Look for the string "triangle" in the lines and copy each line that has it.
--- DATA TO PROCESS ---
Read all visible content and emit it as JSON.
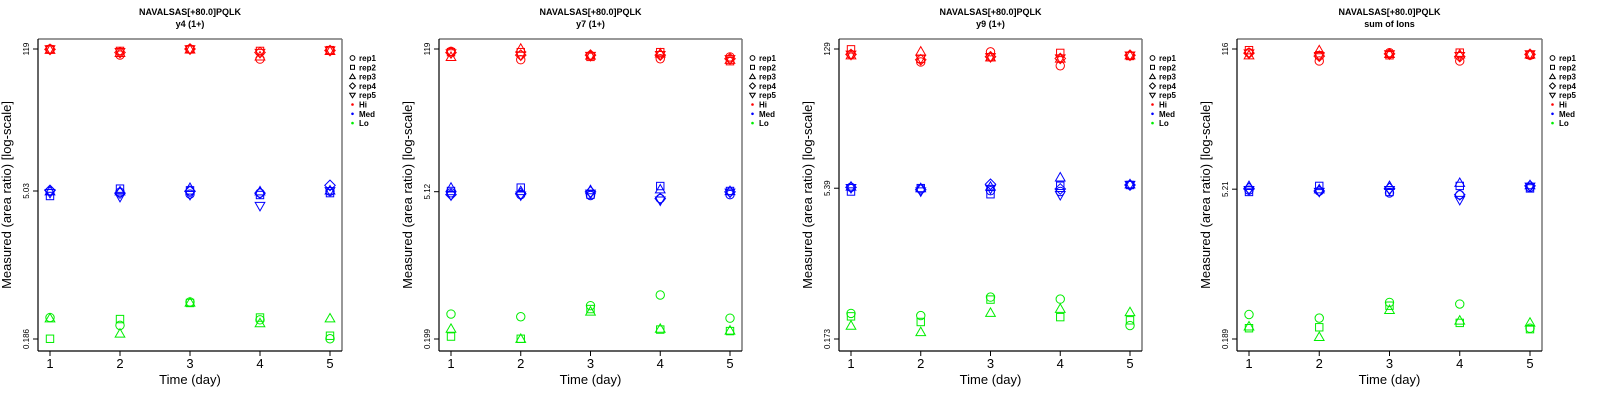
{
  "chart_data": [
    {
      "type": "scatter",
      "title": "NAVALSAS[+80.0]PQLK",
      "subtitle": "y4 (1+)",
      "xlabel": "Time (day)",
      "ylabel": "Measured (area ratio) [log-scale]",
      "x_ticks": [
        "1",
        "2",
        "3",
        "4",
        "5"
      ],
      "y_scale": "log",
      "y_ticks": [
        {
          "value": 119,
          "label": "119"
        },
        {
          "value": 5.03,
          "label": "5.03"
        },
        {
          "value": 0.186,
          "label": "0.186"
        }
      ],
      "ylim": [
        0.16,
        140
      ],
      "series": [
        {
          "level": "Hi",
          "rep": "rep1",
          "values": [
            119,
            104,
            119,
            95,
            115
          ]
        },
        {
          "level": "Hi",
          "rep": "rep2",
          "values": [
            118,
            114,
            118,
            114,
            116
          ]
        },
        {
          "level": "Hi",
          "rep": "rep3",
          "values": [
            117,
            109,
            118,
            101,
            114
          ]
        },
        {
          "level": "Hi",
          "rep": "rep4",
          "values": [
            118,
            110,
            119,
            110,
            115
          ]
        },
        {
          "level": "Hi",
          "rep": "rep5",
          "values": [
            118,
            111,
            118,
            109,
            115
          ]
        },
        {
          "level": "Med",
          "rep": "rep1",
          "values": [
            5.0,
            4.9,
            4.7,
            4.8,
            5.0
          ]
        },
        {
          "level": "Med",
          "rep": "rep2",
          "values": [
            4.5,
            5.3,
            5.1,
            4.6,
            4.8
          ]
        },
        {
          "level": "Med",
          "rep": "rep3",
          "values": [
            5.0,
            5.0,
            5.4,
            5.0,
            5.1
          ]
        },
        {
          "level": "Med",
          "rep": "rep4",
          "values": [
            5.1,
            4.8,
            5.0,
            4.8,
            5.7
          ]
        },
        {
          "level": "Med",
          "rep": "rep5",
          "values": [
            4.8,
            4.4,
            4.6,
            3.6,
            5.0
          ]
        },
        {
          "level": "Lo",
          "rep": "rep1",
          "values": [
            0.3,
            0.252,
            0.425,
            0.285,
            0.187
          ]
        },
        {
          "level": "Lo",
          "rep": "rep2",
          "values": [
            0.187,
            0.29,
            0.415,
            0.3,
            0.2
          ]
        },
        {
          "level": "Lo",
          "rep": "rep3",
          "values": [
            0.295,
            0.21,
            0.42,
            0.265,
            0.295
          ]
        }
      ]
    },
    {
      "type": "scatter",
      "title": "NAVALSAS[+80.0]PQLK",
      "subtitle": "y7 (1+)",
      "xlabel": "Time (day)",
      "ylabel": "Measured (area ratio) [log-scale]",
      "x_ticks": [
        "1",
        "2",
        "3",
        "4",
        "5"
      ],
      "y_scale": "log",
      "y_ticks": [
        {
          "value": 119,
          "label": "119"
        },
        {
          "value": 5.12,
          "label": "5.12"
        },
        {
          "value": 0.199,
          "label": "0.199"
        }
      ],
      "ylim": [
        0.17,
        140
      ],
      "series": [
        {
          "level": "Hi",
          "rep": "rep1",
          "values": [
            113,
            94,
            103,
            96,
            100
          ]
        },
        {
          "level": "Hi",
          "rep": "rep2",
          "values": [
            111,
            111,
            100,
            111,
            91
          ]
        },
        {
          "level": "Hi",
          "rep": "rep3",
          "values": [
            100,
            120,
            103,
            108,
            94
          ]
        },
        {
          "level": "Hi",
          "rep": "rep4",
          "values": [
            110,
            104,
            104,
            104,
            96
          ]
        },
        {
          "level": "Hi",
          "rep": "rep5",
          "values": [
            108,
            103,
            102,
            104,
            95
          ]
        },
        {
          "level": "Med",
          "rep": "rep1",
          "values": [
            5.0,
            4.8,
            4.7,
            4.4,
            4.8
          ]
        },
        {
          "level": "Med",
          "rep": "rep2",
          "values": [
            5.2,
            5.6,
            4.8,
            5.8,
            5.2
          ]
        },
        {
          "level": "Med",
          "rep": "rep3",
          "values": [
            5.6,
            5.2,
            5.3,
            5.4,
            5.2
          ]
        },
        {
          "level": "Med",
          "rep": "rep4",
          "values": [
            4.8,
            4.9,
            5.1,
            4.4,
            5.1
          ]
        },
        {
          "level": "Med",
          "rep": "rep5",
          "values": [
            4.7,
            4.7,
            4.9,
            4.2,
            5.0
          ]
        },
        {
          "level": "Lo",
          "rep": "rep1",
          "values": [
            0.345,
            0.325,
            0.415,
            0.525,
            0.315
          ]
        },
        {
          "level": "Lo",
          "rep": "rep2",
          "values": [
            0.21,
            0.2,
            0.385,
            0.245,
            0.237
          ]
        },
        {
          "level": "Lo",
          "rep": "rep3",
          "values": [
            0.25,
            0.2,
            0.365,
            0.25,
            0.24
          ]
        }
      ]
    },
    {
      "type": "scatter",
      "title": "NAVALSAS[+80.0]PQLK",
      "subtitle": "y9 (1+)",
      "xlabel": "Time (day)",
      "ylabel": "Measured (area ratio) [log-scale]",
      "x_ticks": [
        "1",
        "2",
        "3",
        "4",
        "5"
      ],
      "y_scale": "log",
      "y_ticks": [
        {
          "value": 129,
          "label": "129"
        },
        {
          "value": 5.39,
          "label": "5.39"
        },
        {
          "value": 0.173,
          "label": "0.173"
        }
      ],
      "ylim": [
        0.15,
        152
      ],
      "series": [
        {
          "level": "Hi",
          "rep": "rep1",
          "values": [
            114,
            96,
            121,
            88,
            111
          ]
        },
        {
          "level": "Hi",
          "rep": "rep2",
          "values": [
            128,
            103,
            107,
            118,
            110
          ]
        },
        {
          "level": "Hi",
          "rep": "rep3",
          "values": [
            112,
            122,
            107,
            104,
            112
          ]
        },
        {
          "level": "Hi",
          "rep": "rep4",
          "values": [
            114,
            101,
            108,
            104,
            112
          ]
        },
        {
          "level": "Hi",
          "rep": "rep5",
          "values": [
            113,
            103,
            107,
            104,
            111
          ]
        },
        {
          "level": "Med",
          "rep": "rep1",
          "values": [
            5.5,
            5.3,
            5.1,
            5.0,
            5.8
          ]
        },
        {
          "level": "Med",
          "rep": "rep2",
          "values": [
            5.0,
            5.4,
            4.7,
            5.7,
            5.8
          ]
        },
        {
          "level": "Med",
          "rep": "rep3",
          "values": [
            5.6,
            5.4,
            5.6,
            6.9,
            5.9
          ]
        },
        {
          "level": "Med",
          "rep": "rep4",
          "values": [
            5.5,
            5.2,
            5.9,
            5.3,
            5.8
          ]
        },
        {
          "level": "Med",
          "rep": "rep5",
          "values": [
            5.4,
            5.0,
            5.3,
            4.6,
            5.8
          ]
        },
        {
          "level": "Lo",
          "rep": "rep1",
          "values": [
            0.31,
            0.295,
            0.45,
            0.43,
            0.235
          ]
        },
        {
          "level": "Lo",
          "rep": "rep2",
          "values": [
            0.29,
            0.255,
            0.425,
            0.285,
            0.265
          ]
        },
        {
          "level": "Lo",
          "rep": "rep3",
          "values": [
            0.235,
            0.203,
            0.315,
            0.345,
            0.32
          ]
        }
      ]
    },
    {
      "type": "scatter",
      "title": "NAVALSAS[+80.0]PQLK",
      "subtitle": "sum of Ions",
      "xlabel": "Time (day)",
      "ylabel": "Measured (area ratio) [log-scale]",
      "x_ticks": [
        "1",
        "2",
        "3",
        "4",
        "5"
      ],
      "y_scale": "log",
      "y_ticks": [
        {
          "value": 116,
          "label": "116"
        },
        {
          "value": 5.21,
          "label": "5.21"
        },
        {
          "value": 0.189,
          "label": "0.189"
        }
      ],
      "ylim": [
        0.165,
        136
      ],
      "series": [
        {
          "level": "Hi",
          "rep": "rep1",
          "values": [
            107,
            89,
            107,
            89,
            101
          ]
        },
        {
          "level": "Hi",
          "rep": "rep2",
          "values": [
            113,
            101,
            101,
            107,
            102
          ]
        },
        {
          "level": "Hi",
          "rep": "rep3",
          "values": [
            101,
            113,
            104,
            103,
            103
          ]
        },
        {
          "level": "Hi",
          "rep": "rep4",
          "values": [
            106,
            99,
            104,
            98,
            103
          ]
        },
        {
          "level": "Hi",
          "rep": "rep5",
          "values": [
            105,
            99,
            103,
            99,
            103
          ]
        },
        {
          "level": "Med",
          "rep": "rep1",
          "values": [
            5.1,
            5.0,
            4.8,
            4.6,
            5.4
          ]
        },
        {
          "level": "Med",
          "rep": "rep2",
          "values": [
            4.9,
            5.6,
            4.9,
            5.6,
            5.3
          ]
        },
        {
          "level": "Med",
          "rep": "rep3",
          "values": [
            5.6,
            5.2,
            5.6,
            6.0,
            5.7
          ]
        },
        {
          "level": "Med",
          "rep": "rep4",
          "values": [
            5.3,
            5.0,
            5.3,
            4.6,
            5.6
          ]
        },
        {
          "level": "Med",
          "rep": "rep5",
          "values": [
            5.1,
            4.9,
            5.1,
            4.1,
            5.5
          ]
        },
        {
          "level": "Lo",
          "rep": "rep1",
          "values": [
            0.325,
            0.3,
            0.425,
            0.41,
            0.24
          ]
        },
        {
          "level": "Lo",
          "rep": "rep2",
          "values": [
            0.24,
            0.245,
            0.395,
            0.27,
            0.235
          ]
        },
        {
          "level": "Lo",
          "rep": "rep3",
          "values": [
            0.25,
            0.198,
            0.36,
            0.285,
            0.272
          ]
        }
      ]
    }
  ],
  "legend": {
    "position": "right",
    "items": [
      {
        "symbol": "circle",
        "label": "rep1"
      },
      {
        "symbol": "square",
        "label": "rep2"
      },
      {
        "symbol": "triangle-up",
        "label": "rep3"
      },
      {
        "symbol": "diamond",
        "label": "rep4"
      },
      {
        "symbol": "triangle-down",
        "label": "rep5"
      },
      {
        "symbol": "dot",
        "label": "Hi",
        "color": "#ff0000"
      },
      {
        "symbol": "dot",
        "label": "Med",
        "color": "#0000ff"
      },
      {
        "symbol": "dot",
        "label": "Lo",
        "color": "#00ee00"
      }
    ]
  },
  "colors": {
    "Hi": "#ff0000",
    "Med": "#0000ff",
    "Lo": "#00ee00"
  },
  "rep_symbols": {
    "rep1": "circle",
    "rep2": "square",
    "rep3": "triangle-up",
    "rep4": "diamond",
    "rep5": "triangle-down"
  }
}
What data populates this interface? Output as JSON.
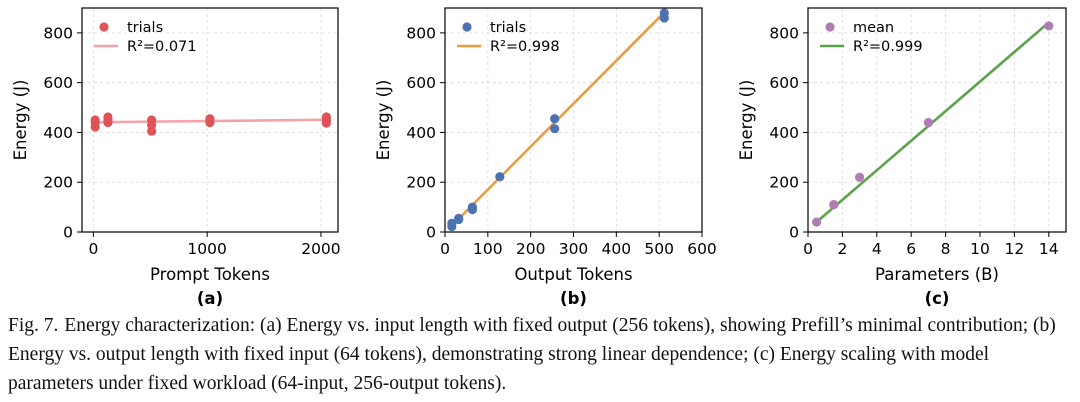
{
  "charts": [
    {
      "chart_data": {
        "type": "scatter",
        "panel_label": "(a)",
        "xlabel": "Prompt Tokens",
        "ylabel": "Energy (J)",
        "xlim": [
          -100,
          2150
        ],
        "ylim": [
          0,
          900
        ],
        "xticks": [
          0,
          1000,
          2000
        ],
        "yticks": [
          0,
          200,
          400,
          600,
          800
        ],
        "grid": true,
        "legend": "top-left",
        "points": {
          "name": "trials",
          "color": "#dd5359",
          "x": [
            16,
            16,
            16,
            128,
            128,
            128,
            512,
            512,
            512,
            1024,
            1024,
            2048,
            2048,
            2048
          ],
          "y": [
            450,
            440,
            422,
            462,
            450,
            440,
            450,
            430,
            405,
            455,
            440,
            462,
            450,
            438
          ]
        },
        "fit": {
          "label": "R²=0.071",
          "color": "#f4a2a8",
          "x": [
            0,
            2048
          ],
          "y": [
            441,
            451
          ]
        }
      }
    },
    {
      "chart_data": {
        "type": "scatter",
        "panel_label": "(b)",
        "xlabel": "Output Tokens",
        "ylabel": "Energy (J)",
        "xlim": [
          0,
          600
        ],
        "ylim": [
          0,
          900
        ],
        "xticks": [
          0,
          100,
          200,
          300,
          400,
          500,
          600
        ],
        "yticks": [
          0,
          200,
          400,
          600,
          800
        ],
        "grid": true,
        "legend": "top-left",
        "points": {
          "name": "trials",
          "color": "#4c72b0",
          "x": [
            16,
            16,
            32,
            32,
            64,
            64,
            128,
            256,
            256,
            512,
            512
          ],
          "y": [
            35,
            22,
            55,
            50,
            100,
            90,
            222,
            455,
            415,
            880,
            860
          ]
        },
        "fit": {
          "label": "R²=0.998",
          "color": "#ee9a3a",
          "x": [
            10,
            512
          ],
          "y": [
            15,
            882
          ]
        }
      }
    },
    {
      "chart_data": {
        "type": "scatter",
        "panel_label": "(c)",
        "xlabel": "Parameters (B)",
        "ylabel": "Energy (J)",
        "xlim": [
          0,
          15
        ],
        "ylim": [
          0,
          900
        ],
        "xticks": [
          0,
          2,
          4,
          6,
          8,
          10,
          12,
          14
        ],
        "yticks": [
          0,
          200,
          400,
          600,
          800
        ],
        "grid": true,
        "legend": "top-left",
        "points": {
          "name": "mean",
          "color": "#b07db3",
          "x": [
            0.5,
            1.5,
            3,
            7,
            14
          ],
          "y": [
            40,
            110,
            220,
            440,
            828
          ]
        },
        "fit": {
          "label": "R²=0.999",
          "color": "#5ca24b",
          "x": [
            0.5,
            14
          ],
          "y": [
            40,
            842
          ]
        }
      }
    }
  ],
  "caption": {
    "fig_number": "Fig. 7.",
    "text": "Energy characterization: (a) Energy vs. input length with fixed output (256 tokens), showing Prefill’s minimal contribution; (b) Energy vs. output length with fixed input (64 tokens), demonstrating strong linear dependence; (c) Energy scaling with model parameters under fixed workload (64-input, 256-output tokens)."
  }
}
---
## EXERCISE RESULT
        "symbol": "triangle-up",
        "symbol": "triangle-down",
    "rep3": "triangle-up",
    "rep5": "triangle-down"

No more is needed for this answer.